Dataset records on visual material
— start —
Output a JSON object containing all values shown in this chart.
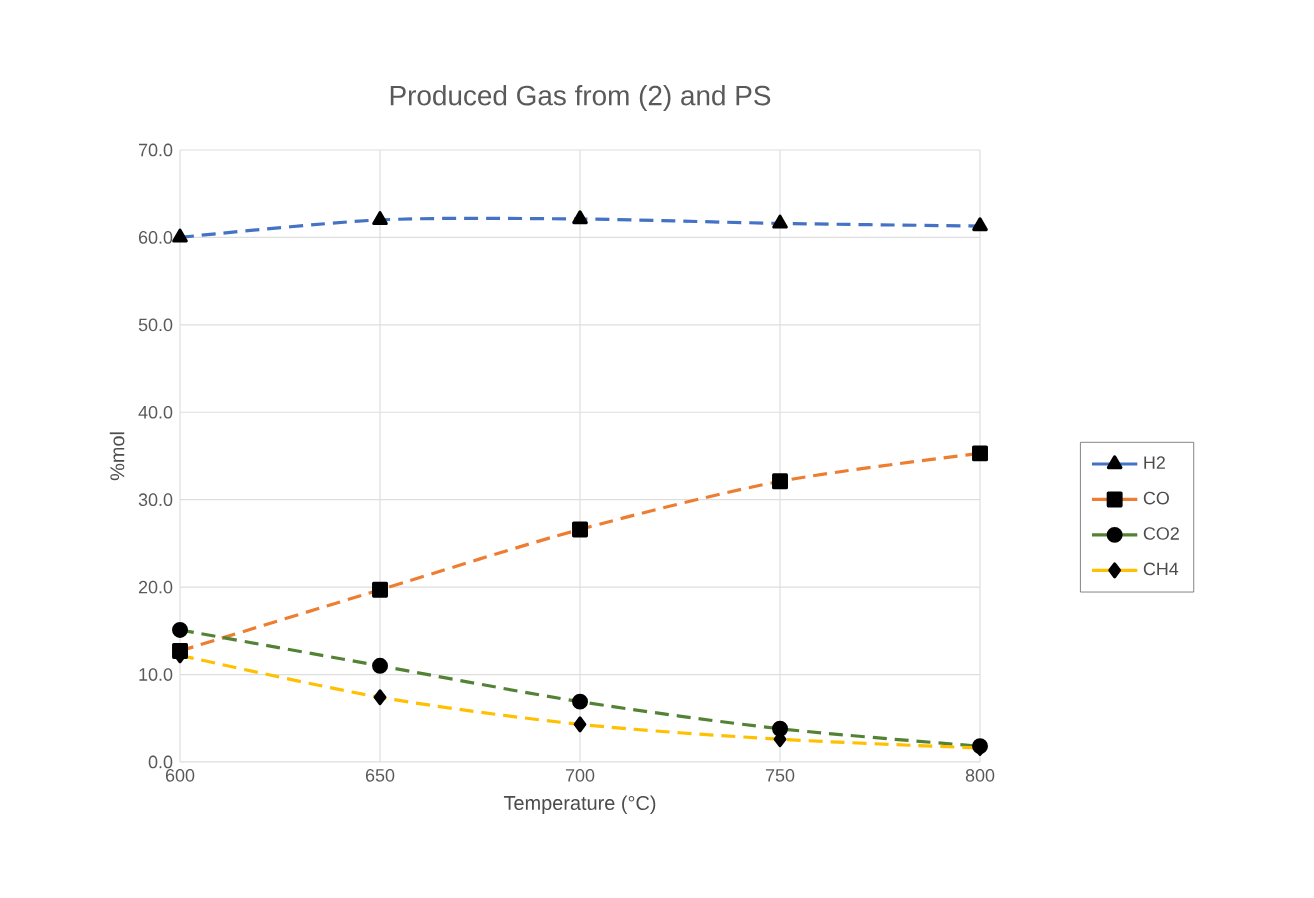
{
  "chart_data": {
    "type": "line",
    "title": "Produced Gas from (2) and PS",
    "xlabel": "Temperature (°C)",
    "ylabel": "%mol",
    "x": [
      600,
      650,
      700,
      750,
      800
    ],
    "series": [
      {
        "name": "H2",
        "color": "#4472c4",
        "marker": "triangle",
        "values": [
          60.0,
          62.0,
          62.1,
          61.6,
          61.3
        ]
      },
      {
        "name": "CO",
        "color": "#ed7d31",
        "marker": "square",
        "values": [
          12.7,
          19.7,
          26.6,
          32.1,
          35.3
        ]
      },
      {
        "name": "CO2",
        "color": "#548235",
        "marker": "circle",
        "values": [
          15.1,
          11.0,
          6.9,
          3.8,
          1.8
        ]
      },
      {
        "name": "CH4",
        "color": "#ffc000",
        "marker": "diamond",
        "values": [
          12.2,
          7.4,
          4.3,
          2.6,
          1.6
        ]
      }
    ],
    "xlim": [
      600,
      800
    ],
    "xticks": [
      600,
      650,
      700,
      750,
      800
    ],
    "ylim": [
      0,
      70
    ],
    "yticks": [
      {
        "value": 0,
        "label": "0.0"
      },
      {
        "value": 10,
        "label": "10.0"
      },
      {
        "value": 20,
        "label": "20.0"
      },
      {
        "value": 30,
        "label": "30.0"
      },
      {
        "value": 40,
        "label": "40.0"
      },
      {
        "value": 50,
        "label": "50.0"
      },
      {
        "value": 60,
        "label": "60.0"
      },
      {
        "value": 70,
        "label": "70.0"
      }
    ],
    "grid": true,
    "legend": "right",
    "line_style": "dashed"
  }
}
— end —
Pictures are to be left out; all else in the entries above is to be quoted exactly.

Solution for this task »
Output a JSON object containing all values shown in this chart.
{
  "chart_data": {
    "type": "line",
    "title": "Produced Gas from (2) and PS",
    "xlabel": "Temperature (°C)",
    "ylabel": "%mol",
    "x": [
      600,
      650,
      700,
      750,
      800
    ],
    "series": [
      {
        "name": "H2",
        "color": "#4472c4",
        "marker": "triangle",
        "values": [
          60.0,
          62.0,
          62.1,
          61.6,
          61.3
        ]
      },
      {
        "name": "CO",
        "color": "#ed7d31",
        "marker": "square",
        "values": [
          12.7,
          19.7,
          26.6,
          32.1,
          35.3
        ]
      },
      {
        "name": "CO2",
        "color": "#548235",
        "marker": "circle",
        "values": [
          15.1,
          11.0,
          6.9,
          3.8,
          1.8
        ]
      },
      {
        "name": "CH4",
        "color": "#ffc000",
        "marker": "diamond",
        "values": [
          12.2,
          7.4,
          4.3,
          2.6,
          1.6
        ]
      }
    ],
    "xlim": [
      600,
      800
    ],
    "xticks": [
      600,
      650,
      700,
      750,
      800
    ],
    "ylim": [
      0,
      70
    ],
    "yticks": [
      {
        "value": 0,
        "label": "0.0"
      },
      {
        "value": 10,
        "label": "10.0"
      },
      {
        "value": 20,
        "label": "20.0"
      },
      {
        "value": 30,
        "label": "30.0"
      },
      {
        "value": 40,
        "label": "40.0"
      },
      {
        "value": 50,
        "label": "50.0"
      },
      {
        "value": 60,
        "label": "60.0"
      },
      {
        "value": 70,
        "label": "70.0"
      }
    ],
    "grid": true,
    "legend": "right",
    "line_style": "dashed"
  }
}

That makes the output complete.